- _What the exercise asks_
Return every line of the records below verbatim, with no pictures in the copy.

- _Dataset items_
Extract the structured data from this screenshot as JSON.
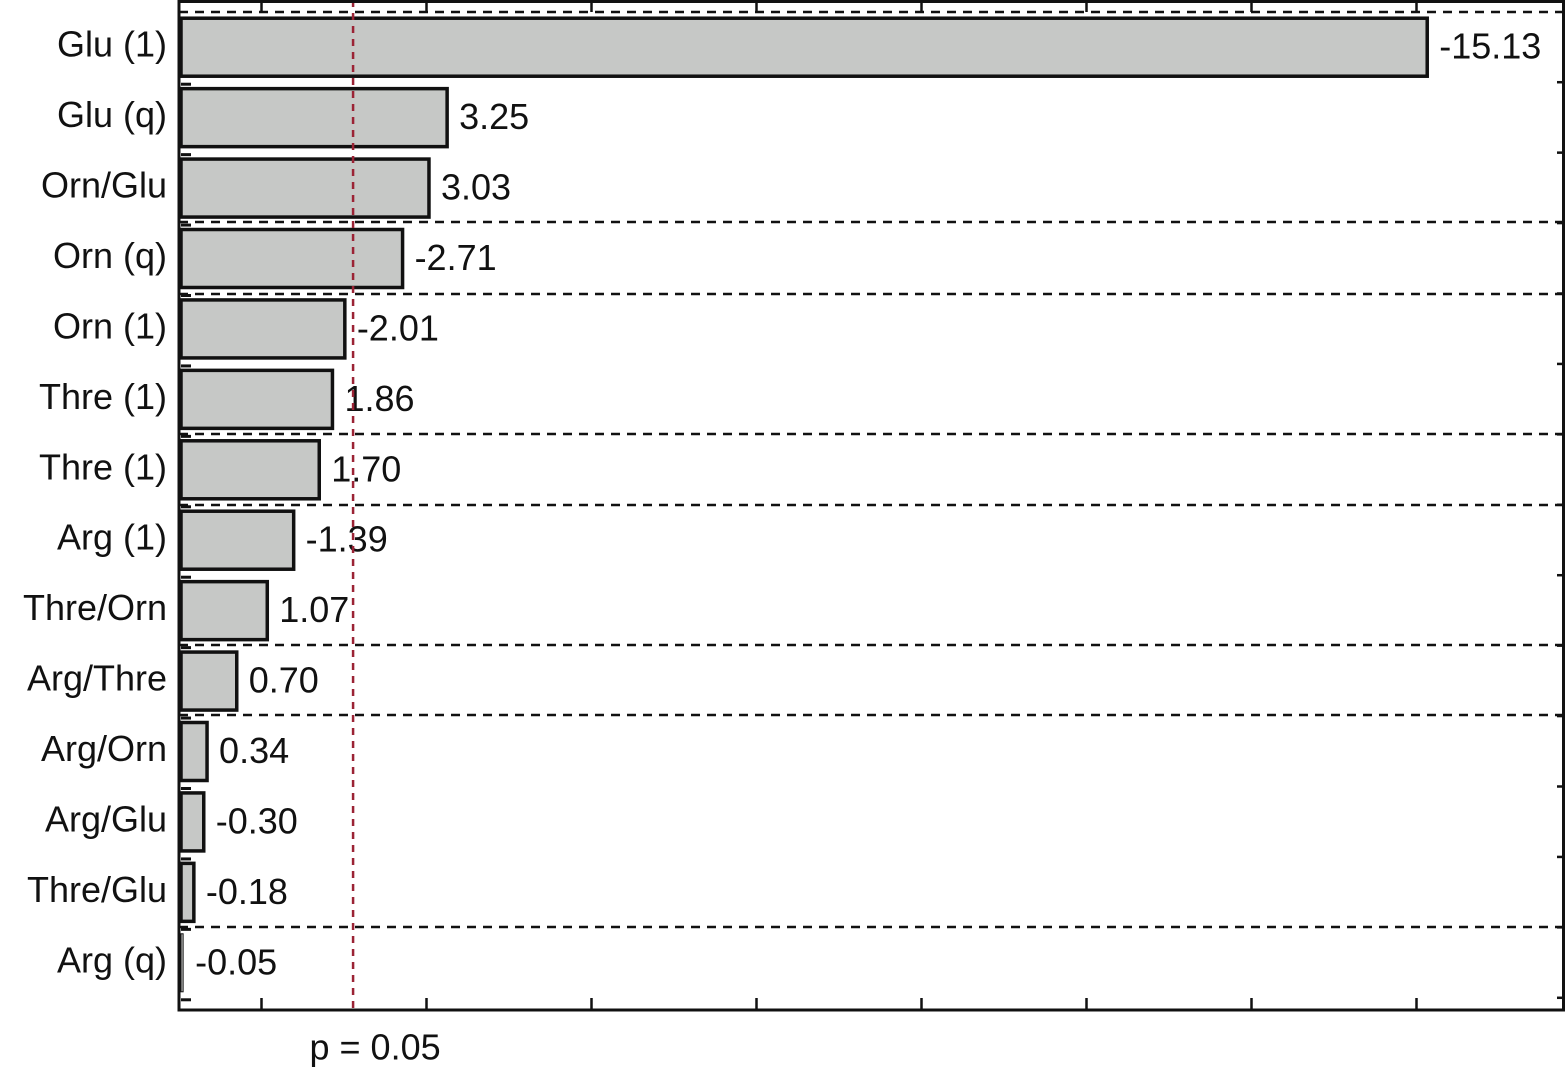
{
  "chart_data": {
    "type": "pareto",
    "categories": [
      "Glu (1)",
      "Glu (q)",
      "Orn/Glu",
      "Orn (q)",
      "Orn (1)",
      "Thre (1)",
      "Thre (1)",
      "Arg (1)",
      "Thre/Orn",
      "Arg/Thre",
      "Arg/Orn",
      "Arg/Glu",
      "Thre/Glu",
      "Arg (q)"
    ],
    "values": [
      -15.13,
      3.25,
      3.03,
      -2.71,
      -2.01,
      1.86,
      1.7,
      -1.39,
      1.07,
      0.7,
      0.34,
      -0.3,
      -0.18,
      -0.05
    ],
    "value_labels": [
      "-15.13",
      "3.25",
      "3.03",
      "-2.71",
      "-2.01",
      "1.86",
      "1.70",
      "-1.39",
      "1.07",
      "0.70",
      "0.34",
      "-0.30",
      "-0.18",
      "-0.05"
    ],
    "color": "#c6c8c6",
    "xlim": [
      0,
      16.8
    ],
    "xticks": [
      1,
      3,
      5,
      7,
      9,
      11,
      13,
      15
    ],
    "reference_line": {
      "value": 2.11,
      "label": "p = 0.05",
      "color": "#9b2335"
    }
  }
}
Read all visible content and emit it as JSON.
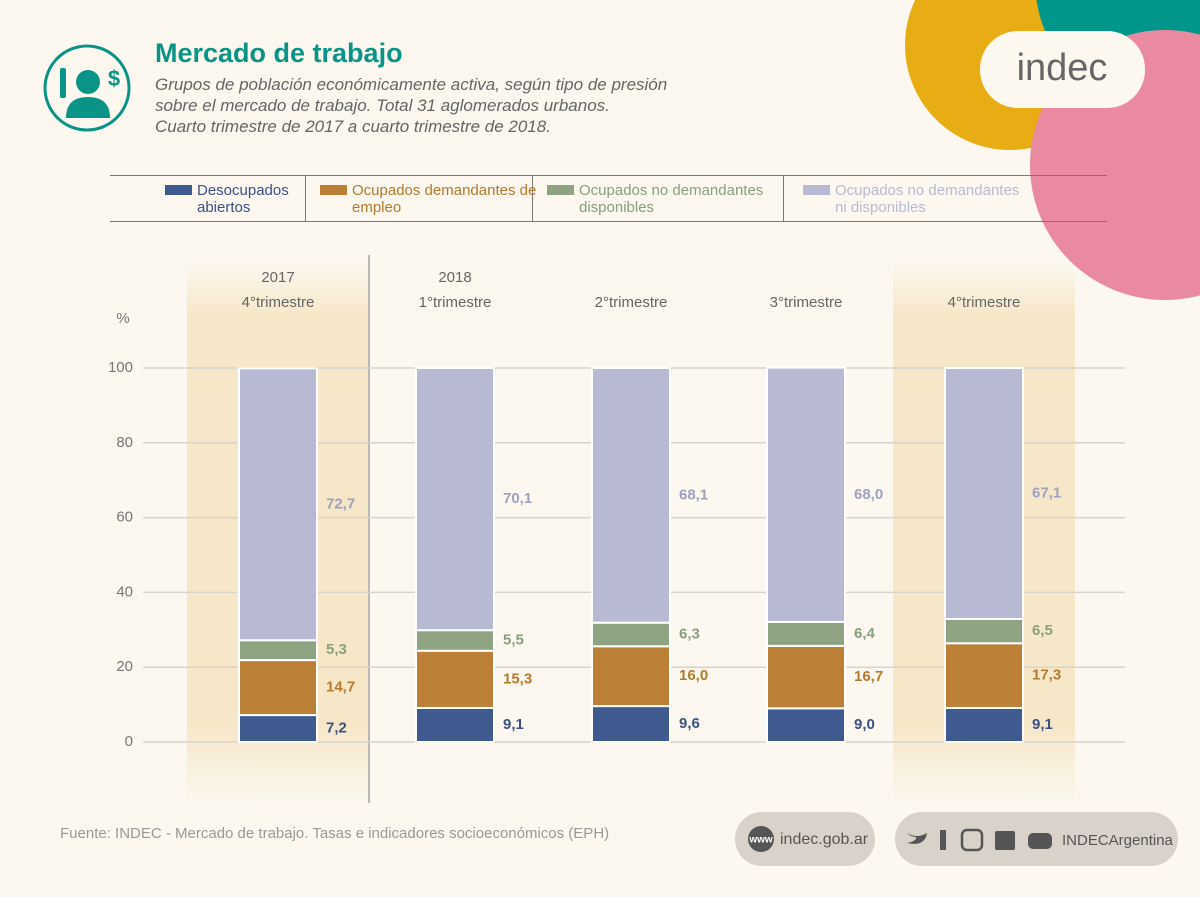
{
  "header": {
    "title": "Mercado de trabajo",
    "subtitle": [
      "Grupos de población económicamente activa, según tipo de presión",
      "sobre el mercado de trabajo. Total 31 aglomerados urbanos.",
      "Cuarto trimestre de 2017 a cuarto trimestre de 2018."
    ],
    "logo": "indec"
  },
  "chart_data": {
    "type": "stacked-bar",
    "ylabel": "%",
    "years": [
      "2017",
      "2018",
      null,
      null,
      null
    ],
    "categories": [
      "4°trimestre",
      "1°trimestre",
      "2°trimestre",
      "3°trimestre",
      "4°trimestre"
    ],
    "ylim": [
      0,
      100
    ],
    "yticks": [
      0,
      20,
      40,
      60,
      80,
      100
    ],
    "grid": true,
    "series": [
      {
        "name": "Desocupados abiertos",
        "color": "#3f5a8f",
        "label_color": "#3b5186",
        "values": [
          7.2,
          9.1,
          9.6,
          9.0,
          9.1
        ],
        "value_labels": [
          "7,2",
          "9,1",
          "9,6",
          "9,0",
          "9,1"
        ]
      },
      {
        "name": "Ocupados demandantes de empleo",
        "color": "#bb8035",
        "label_color": "#b57a2e",
        "values": [
          14.7,
          15.3,
          16.0,
          16.7,
          17.3
        ],
        "value_labels": [
          "14,7",
          "15,3",
          "16,0",
          "16,7",
          "17,3"
        ]
      },
      {
        "name": "Ocupados no demandantes disponibles",
        "color": "#8da382",
        "label_color": "#8aa07f",
        "values": [
          5.3,
          5.5,
          6.3,
          6.4,
          6.5
        ],
        "value_labels": [
          "5,3",
          "5,5",
          "6,3",
          "6,4",
          "6,5"
        ]
      },
      {
        "name": "Ocupados no demandantes ni disponibles",
        "color": "#b8bad3",
        "label_color": "#9da0bf",
        "values": [
          72.7,
          70.1,
          68.1,
          68.0,
          67.1
        ],
        "value_labels": [
          "72,7",
          "70,1",
          "68,1",
          "68,0",
          "67,1"
        ]
      }
    ]
  },
  "footer": {
    "source": "Fuente: INDEC - Mercado de trabajo. Tasas e indicadores socioeconómicos (EPH)",
    "web_icon": "www",
    "website": "indec.gob.ar",
    "social": "INDECArgentina"
  }
}
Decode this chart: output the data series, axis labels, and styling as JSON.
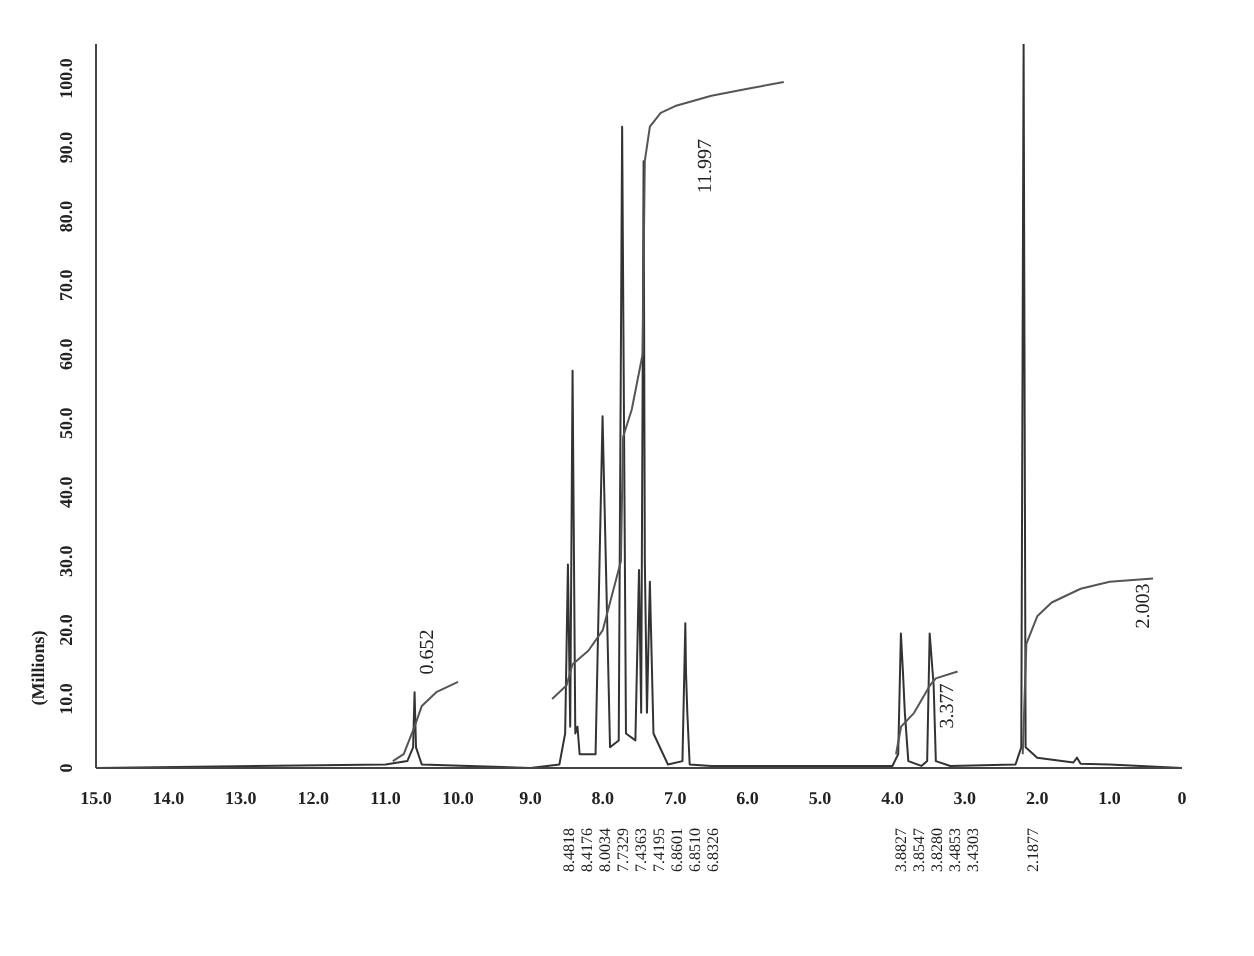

- _Result_
Extract the structured data from this screenshot as JSON.
{
  "chart_data": {
    "type": "pareto",
    "categories": [
      "Glu (1)",
      "Glu (q)",
      "Orn/Glu",
      "Orn (q)",
      "Orn (1)",
      "Thre (1)",
      "Thre (1)",
      "Arg (1)",
      "Thre/Orn",
      "Arg/Thre",
      "Arg/Orn",
      "Arg/Glu",
      "Thre/Glu",
      "Arg (q)"
    ],
    "values": [
      -15.13,
      3.25,
      3.03,
      -2.71,
      -2.01,
      1.86,
      1.7,
      -1.39,
      1.07,
      0.7,
      0.34,
      -0.3,
      -0.18,
      -0.05
    ],
    "value_labels": [
      "-15.13",
      "3.25",
      "3.03",
      "-2.71",
      "-2.01",
      "1.86",
      "1.70",
      "-1.39",
      "1.07",
      "0.70",
      "0.34",
      "-0.30",
      "-0.18",
      "-0.05"
    ],
    "color": "#c6c8c6",
    "xlim": [
      0,
      16.8
    ],
    "xticks": [
      1,
      3,
      5,
      7,
      9,
      11,
      13,
      15
    ],
    "reference_line": {
      "value": 2.11,
      "label": "p = 0.05",
      "color": "#9b2335"
    }
  }
}
Read all visible content and emit it as JSON.
{
  "header": {
    "title": "Mercado de trabajo",
    "subtitle": [
      "Grupos de población económicamente activa, según tipo de presión",
      "sobre el mercado de trabajo. Total 31 aglomerados urbanos.",
      "Cuarto trimestre de 2017 a cuarto trimestre de 2018."
    ],
    "logo": "indec"
  },
  "chart_data": {
    "type": "stacked-bar",
    "ylabel": "%",
    "years": [
      "2017",
      "2018",
      null,
      null,
      null
    ],
    "categories": [
      "4°trimestre",
      "1°trimestre",
      "2°trimestre",
      "3°trimestre",
      "4°trimestre"
    ],
    "ylim": [
      0,
      100
    ],
    "yticks": [
      0,
      20,
      40,
      60,
      80,
      100
    ],
    "grid": true,
    "series": [
      {
        "name": "Desocupados abiertos",
        "color": "#3f5a8f",
        "label_color": "#3b5186",
        "values": [
          7.2,
          9.1,
          9.6,
          9.0,
          9.1
        ],
        "value_labels": [
          "7,2",
          "9,1",
          "9,6",
          "9,0",
          "9,1"
        ]
      },
      {
        "name": "Ocupados demandantes de empleo",
        "color": "#bb8035",
        "label_color": "#b57a2e",
        "values": [
          14.7,
          15.3,
          16.0,
          16.7,
          17.3
        ],
        "value_labels": [
          "14,7",
          "15,3",
          "16,0",
          "16,7",
          "17,3"
        ]
      },
      {
        "name": "Ocupados no demandantes disponibles",
        "color": "#8da382",
        "label_color": "#8aa07f",
        "values": [
          5.3,
          5.5,
          6.3,
          6.4,
          6.5
        ],
        "value_labels": [
          "5,3",
          "5,5",
          "6,3",
          "6,4",
          "6,5"
        ]
      },
      {
        "name": "Ocupados no demandantes ni disponibles",
        "color": "#b8bad3",
        "label_color": "#9da0bf",
        "values": [
          72.7,
          70.1,
          68.1,
          68.0,
          67.1
        ],
        "value_labels": [
          "72,7",
          "70,1",
          "68,1",
          "68,0",
          "67,1"
        ]
      }
    ]
  },
  "footer": {
    "source": "Fuente: INDEC - Mercado de trabajo. Tasas e indicadores socioeconómicos (EPH)",
    "web_icon": "www",
    "website": "indec.gob.ar",
    "social": "INDECArgentina"
  }
}
Decode this chart: output the data series, axis labels, and styling as JSON.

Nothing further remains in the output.